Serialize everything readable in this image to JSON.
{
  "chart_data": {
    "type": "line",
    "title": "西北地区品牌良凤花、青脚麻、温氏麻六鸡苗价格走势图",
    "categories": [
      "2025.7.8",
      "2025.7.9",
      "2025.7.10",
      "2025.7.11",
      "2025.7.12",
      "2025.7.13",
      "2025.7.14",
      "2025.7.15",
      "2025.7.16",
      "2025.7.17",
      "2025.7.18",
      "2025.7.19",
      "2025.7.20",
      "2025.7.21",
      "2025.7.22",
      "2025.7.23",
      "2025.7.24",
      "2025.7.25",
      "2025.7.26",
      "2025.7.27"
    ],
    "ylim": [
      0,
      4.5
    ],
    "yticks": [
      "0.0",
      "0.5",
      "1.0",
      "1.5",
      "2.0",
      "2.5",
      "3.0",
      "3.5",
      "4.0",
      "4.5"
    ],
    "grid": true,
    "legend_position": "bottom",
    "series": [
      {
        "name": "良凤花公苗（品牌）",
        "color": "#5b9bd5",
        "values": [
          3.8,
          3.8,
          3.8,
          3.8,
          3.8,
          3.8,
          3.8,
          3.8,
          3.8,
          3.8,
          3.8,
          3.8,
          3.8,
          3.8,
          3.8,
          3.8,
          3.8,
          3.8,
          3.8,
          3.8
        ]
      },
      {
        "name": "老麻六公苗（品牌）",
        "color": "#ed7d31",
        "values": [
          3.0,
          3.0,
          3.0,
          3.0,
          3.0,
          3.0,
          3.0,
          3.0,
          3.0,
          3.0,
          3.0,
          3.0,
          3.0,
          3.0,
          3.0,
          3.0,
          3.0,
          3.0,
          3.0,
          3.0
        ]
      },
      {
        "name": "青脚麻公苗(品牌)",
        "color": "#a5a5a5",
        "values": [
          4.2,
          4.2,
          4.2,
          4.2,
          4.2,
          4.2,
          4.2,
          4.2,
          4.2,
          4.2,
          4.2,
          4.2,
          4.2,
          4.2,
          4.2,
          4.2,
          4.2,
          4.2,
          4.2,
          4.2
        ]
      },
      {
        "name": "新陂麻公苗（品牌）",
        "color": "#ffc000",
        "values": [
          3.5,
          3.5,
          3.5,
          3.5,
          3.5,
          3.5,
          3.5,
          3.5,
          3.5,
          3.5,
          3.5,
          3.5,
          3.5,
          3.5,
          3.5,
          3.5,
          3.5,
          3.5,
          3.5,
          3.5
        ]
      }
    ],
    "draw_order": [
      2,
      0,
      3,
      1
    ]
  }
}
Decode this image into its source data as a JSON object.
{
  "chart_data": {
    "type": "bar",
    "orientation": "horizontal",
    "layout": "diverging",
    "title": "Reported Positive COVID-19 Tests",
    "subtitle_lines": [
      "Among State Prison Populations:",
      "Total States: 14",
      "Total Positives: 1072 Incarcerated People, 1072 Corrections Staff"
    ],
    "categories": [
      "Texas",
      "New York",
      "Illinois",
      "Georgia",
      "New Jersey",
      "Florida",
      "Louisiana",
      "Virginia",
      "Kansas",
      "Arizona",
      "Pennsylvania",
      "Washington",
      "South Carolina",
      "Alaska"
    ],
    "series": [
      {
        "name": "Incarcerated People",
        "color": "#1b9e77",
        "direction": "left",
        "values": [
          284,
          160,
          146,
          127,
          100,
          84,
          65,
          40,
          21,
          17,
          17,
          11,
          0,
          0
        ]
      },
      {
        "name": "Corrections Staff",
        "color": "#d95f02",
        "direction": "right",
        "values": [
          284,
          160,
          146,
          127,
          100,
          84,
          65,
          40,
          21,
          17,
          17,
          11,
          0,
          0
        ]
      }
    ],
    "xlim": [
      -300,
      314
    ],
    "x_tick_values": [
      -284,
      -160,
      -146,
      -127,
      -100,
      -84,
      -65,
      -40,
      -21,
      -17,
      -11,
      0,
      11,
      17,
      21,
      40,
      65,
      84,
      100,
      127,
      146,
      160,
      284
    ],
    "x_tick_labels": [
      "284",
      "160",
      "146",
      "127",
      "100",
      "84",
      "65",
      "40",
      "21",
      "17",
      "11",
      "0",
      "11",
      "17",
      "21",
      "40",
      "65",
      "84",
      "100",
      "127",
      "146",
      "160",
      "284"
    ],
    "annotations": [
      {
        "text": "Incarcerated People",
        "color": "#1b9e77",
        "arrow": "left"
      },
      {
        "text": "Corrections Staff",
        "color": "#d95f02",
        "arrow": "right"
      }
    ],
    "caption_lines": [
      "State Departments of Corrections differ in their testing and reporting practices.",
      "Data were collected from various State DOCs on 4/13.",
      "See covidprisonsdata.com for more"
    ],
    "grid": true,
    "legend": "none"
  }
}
- - - - -
▸ **Brief**
Reproduce the material in full, with no word added or dropped.

▸ **Answer in full**
Serialize everything readable in this image to JSON.
{
  "chart_data": {
    "type": "line",
    "title": "西北地区品牌良凤花、青脚麻、温氏麻六鸡苗价格走势图",
    "categories": [
      "2025.7.8",
      "2025.7.9",
      "2025.7.10",
      "2025.7.11",
      "2025.7.12",
      "2025.7.13",
      "2025.7.14",
      "2025.7.15",
      "2025.7.16",
      "2025.7.17",
      "2025.7.18",
      "2025.7.19",
      "2025.7.20",
      "2025.7.21",
      "2025.7.22",
      "2025.7.23",
      "2025.7.24",
      "2025.7.25",
      "2025.7.26",
      "2025.7.27"
    ],
    "ylim": [
      0,
      4.5
    ],
    "yticks": [
      "0.0",
      "0.5",
      "1.0",
      "1.5",
      "2.0",
      "2.5",
      "3.0",
      "3.5",
      "4.0",
      "4.5"
    ],
    "grid": true,
    "legend_position": "bottom",
    "series": [
      {
        "name": "良凤花公苗（品牌）",
        "color": "#5b9bd5",
        "values": [
          3.8,
          3.8,
          3.8,
          3.8,
          3.8,
          3.8,
          3.8,
          3.8,
          3.8,
          3.8,
          3.8,
          3.8,
          3.8,
          3.8,
          3.8,
          3.8,
          3.8,
          3.8,
          3.8,
          3.8
        ]
      },
      {
        "name": "老麻六公苗（品牌）",
        "color": "#ed7d31",
        "values": [
          3.0,
          3.0,
          3.0,
          3.0,
          3.0,
          3.0,
          3.0,
          3.0,
          3.0,
          3.0,
          3.0,
          3.0,
          3.0,
          3.0,
          3.0,
          3.0,
          3.0,
          3.0,
          3.0,
          3.0
        ]
      },
      {
        "name": "青脚麻公苗(品牌)",
        "color": "#a5a5a5",
        "values": [
          4.2,
          4.2,
          4.2,
          4.2,
          4.2,
          4.2,
          4.2,
          4.2,
          4.2,
          4.2,
          4.2,
          4.2,
          4.2,
          4.2,
          4.2,
          4.2,
          4.2,
          4.2,
          4.2,
          4.2
        ]
      },
      {
        "name": "新陂麻公苗（品牌）",
        "color": "#ffc000",
        "values": [
          3.5,
          3.5,
          3.5,
          3.5,
          3.5,
          3.5,
          3.5,
          3.5,
          3.5,
          3.5,
          3.5,
          3.5,
          3.5,
          3.5,
          3.5,
          3.5,
          3.5,
          3.5,
          3.5,
          3.5
        ]
      }
    ],
    "draw_order": [
      2,
      0,
      3,
      1
    ]
  }
}
Decode this image into its source data as a JSON object.
{
  "chart_data": {
    "type": "bar",
    "orientation": "horizontal",
    "layout": "diverging",
    "title": "Reported Positive COVID-19 Tests",
    "subtitle_lines": [
      "Among State Prison Populations:",
      "Total States: 14",
      "Total Positives: 1072 Incarcerated People, 1072 Corrections Staff"
    ],
    "categories": [
      "Texas",
      "New York",
      "Illinois",
      "Georgia",
      "New Jersey",
      "Florida",
      "Louisiana",
      "Virginia",
      "Kansas",
      "Arizona",
      "Pennsylvania",
      "Washington",
      "South Carolina",
      "Alaska"
    ],
    "series": [
      {
        "name": "Incarcerated People",
        "color": "#1b9e77",
        "direction": "left",
        "values": [
          284,
          160,
          146,
          127,
          100,
          84,
          65,
          40,
          21,
          17,
          17,
          11,
          0,
          0
        ]
      },
      {
        "name": "Corrections Staff",
        "color": "#d95f02",
        "direction": "right",
        "values": [
          284,
          160,
          146,
          127,
          100,
          84,
          65,
          40,
          21,
          17,
          17,
          11,
          0,
          0
        ]
      }
    ],
    "xlim": [
      -300,
      314
    ],
    "x_tick_values": [
      -284,
      -160,
      -146,
      -127,
      -100,
      -84,
      -65,
      -40,
      -21,
      -17,
      -11,
      0,
      11,
      17,
      21,
      40,
      65,
      84,
      100,
      127,
      146,
      160,
      284
    ],
    "x_tick_labels": [
      "284",
      "160",
      "146",
      "127",
      "100",
      "84",
      "65",
      "40",
      "21",
      "17",
      "11",
      "0",
      "11",
      "17",
      "21",
      "40",
      "65",
      "84",
      "100",
      "127",
      "146",
      "160",
      "284"
    ],
    "annotations": [
      {
        "text": "Incarcerated People",
        "color": "#1b9e77",
        "arrow": "left"
      },
      {
        "text": "Corrections Staff",
        "color": "#d95f02",
        "arrow": "right"
      }
    ],
    "caption_lines": [
      "State Departments of Corrections differ in their testing and reporting practices.",
      "Data were collected from various State DOCs on 4/13.",
      "See covidprisonsdata.com for more"
    ],
    "grid": true,
    "legend": "none"
  }
}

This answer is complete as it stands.